-------- Teks yang Diberikan

Wakaf merupakan institusi pemberdayaan ekonomi umat Islam yang cukup vital. Ia perlu dikembangkan dengan cara yang lebih baik lagi dengan tetap berpegang pada rambu-rambu syariah demi memaksimalkan manfaatnya kepada umat Islam khususnya dan manusia seluruhnya. Wakaf secara istilah oleh para fuqaha diartikan sebagai bentuk penahanan harta yang memiliki manfaat untuk diberikan kepada jalan kebaikan. Namun ada juga yang mengartikan wakaf dengan arti amanah, mungkin pengguna istilah ini lebih menekankan aspek wakaf sebagai satu harta amanah. Sehingga dapat disimpulkan, wakaf ialah penahanan harta sehingga tidak bisa diwarisi, dijual, atau dihibahkan, yang dimanfaatkan diperuntukan bagi kepentingan umum dan mendermakan hasilnya kepada penerima wakaf atas dasar amanah.

----------------

(Instruksi Tugas)
A – Menurut teks tentang wakaf, tiga tindakan apa yang tidak dapat dikenakan pada harta yang diwakafkan?
B – Salin persis baris-baris dalam entri dataset, mulai dari baris yang memuat "data-point [179,437,187,445]" hingga baris yang memuat "data-point [561,233,569,241]", termasuk kedua baris tersebut.

-------- Data yang Disediakan

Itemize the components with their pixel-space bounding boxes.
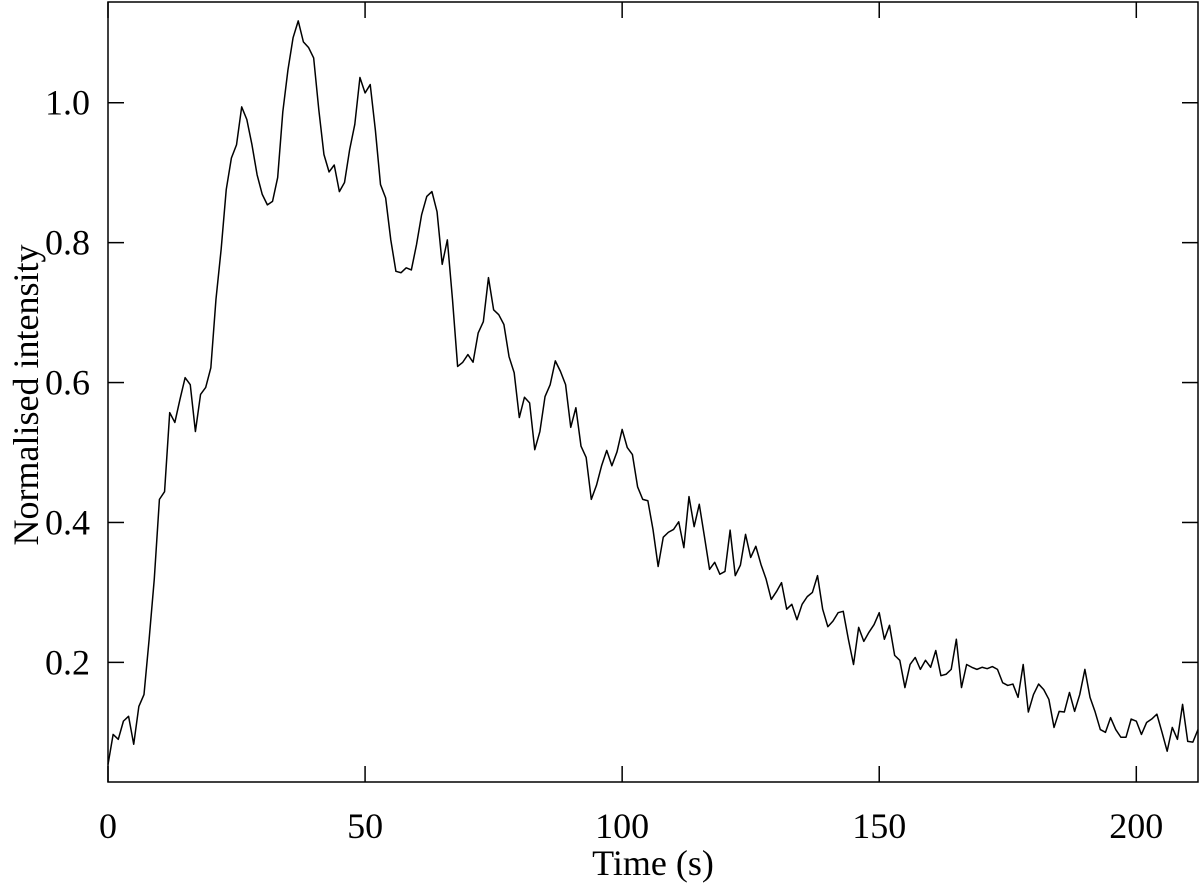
y-tick-label: 0.8 [45, 223, 90, 263]
plot-frame [107, 1, 1199, 783]
x-tick-label: 50 [347, 806, 383, 846]
x-axis-label: Time (s) [592, 843, 714, 883]
y-tick-label: 0.2 [45, 642, 90, 682]
x-tick-label: 0 [99, 806, 117, 846]
y-tick-label: 0.4 [45, 502, 90, 542]
x-tick-label: 200 [1109, 806, 1163, 846]
x-tick-label: 150 [852, 806, 906, 846]
y-tick-label: 0.6 [45, 363, 90, 403]
y-axis-label: Normalised intensity [6, 245, 46, 546]
data-line [107, 20, 1199, 765]
y-tick-label: 1.0 [45, 83, 90, 123]
x-tick-label: 100 [595, 806, 649, 846]
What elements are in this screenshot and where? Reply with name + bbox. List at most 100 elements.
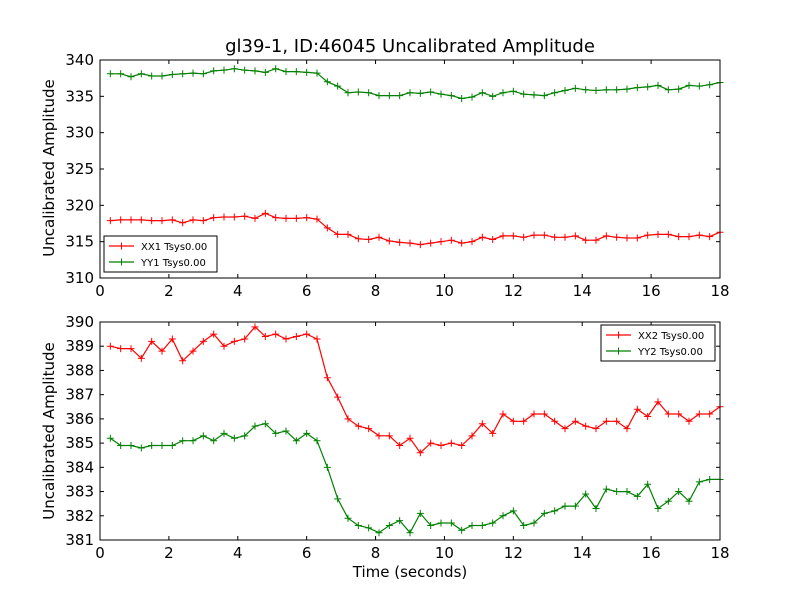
data-point [179,437,187,445]
data-point [468,238,476,246]
x-tick-label: 12 [504,282,523,300]
data-point [592,425,600,433]
y-tick-label: 390 [65,313,94,331]
data-point [582,236,590,244]
x-tick-label: 14 [573,544,592,562]
data-point [230,65,238,73]
data-point [437,519,445,527]
data-point [489,235,497,243]
data-point [334,230,342,238]
data-point [561,233,569,241]
x-tick-label: 2 [164,544,174,562]
data-point [323,224,331,232]
data-point [427,88,435,96]
data-point [695,478,703,486]
data-point [406,434,414,442]
data-point [106,434,114,442]
x-tick-label: 6 [302,544,312,562]
data-point [458,239,466,247]
data-point [695,410,703,418]
data-point [230,434,238,442]
data-point [592,87,600,95]
data-point [613,417,621,425]
data-point [416,241,424,249]
data-point [365,89,373,97]
data-point [499,410,507,418]
data-point [644,231,652,239]
data-point [292,333,300,341]
data-point [416,89,424,97]
data-point [654,81,662,89]
data-point [127,442,135,450]
x-tick-label: 10 [435,282,454,300]
data-point [396,442,404,450]
data-point [396,517,404,525]
data-point [571,417,579,425]
x-tick-label: 16 [642,544,661,562]
data-point [530,91,538,99]
data-point [375,233,383,241]
y-tick-label: 335 [65,87,94,105]
data-point [385,521,393,529]
data-point [613,233,621,241]
data-point [189,437,197,445]
data-point [292,437,300,445]
data-point [303,68,311,76]
y-tick-label: 340 [65,51,94,69]
data-point [241,66,249,74]
data-point [551,507,559,515]
y-tick-label: 315 [65,233,94,251]
data-point [199,217,207,225]
data-point [602,417,610,425]
data-point [251,214,259,222]
data-point [540,92,548,100]
data-point [251,67,259,75]
data-point [551,233,559,241]
data-point [210,214,218,222]
data-point [623,85,631,93]
data-point [416,449,424,457]
data-point [344,415,352,423]
data-point [675,85,683,93]
data-point [654,505,662,513]
data-point [313,215,321,223]
data-point [303,429,311,437]
data-point [158,217,166,225]
data-point [695,231,703,239]
data-point [334,495,342,503]
data-point [241,335,249,343]
data-point [509,87,517,95]
data-point [664,230,672,238]
data-point [117,70,125,78]
data-point [117,442,125,450]
data-point [158,442,166,450]
data-point [334,82,342,90]
data-point [137,216,145,224]
data-point [272,429,280,437]
data-point [189,216,197,224]
data-point [344,230,352,238]
data-point [148,217,156,225]
data-point [272,330,280,338]
data-point [478,233,486,241]
data-point [106,217,114,225]
legend-label: YY1 Tsys0.00 [140,258,206,269]
y-tick-label: 325 [65,160,94,178]
data-point [282,335,290,343]
x-tick-label: 8 [371,282,381,300]
data-point [561,87,569,95]
x-tick-label: 4 [233,282,243,300]
data-point [189,69,197,77]
x-tick-label: 4 [233,544,243,562]
data-point [354,521,362,529]
data-point [706,233,714,241]
data-point [334,393,342,401]
data-point [323,463,331,471]
data-point [313,69,321,77]
x-tick-label: 2 [164,282,174,300]
data-point [509,232,517,240]
data-point [654,398,662,406]
y-tick-label: 389 [65,337,94,355]
data-point [633,234,641,242]
data-point [406,239,414,247]
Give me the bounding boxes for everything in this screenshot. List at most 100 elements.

----------------

(Jawaban Tiap Tugas)
A – Diwarisi, dijual, dan dihibahkan.

B –
data-point [179,437,187,445]
data-point [468,238,476,246]
x-tick-label: 12 [504,282,523,300]
data-point [592,425,600,433]
y-tick-label: 390 [65,313,94,331]
data-point [582,236,590,244]
x-tick-label: 14 [573,544,592,562]
data-point [230,65,238,73]
data-point [437,519,445,527]
data-point [489,235,497,243]
data-point [334,230,342,238]
data-point [561,233,569,241]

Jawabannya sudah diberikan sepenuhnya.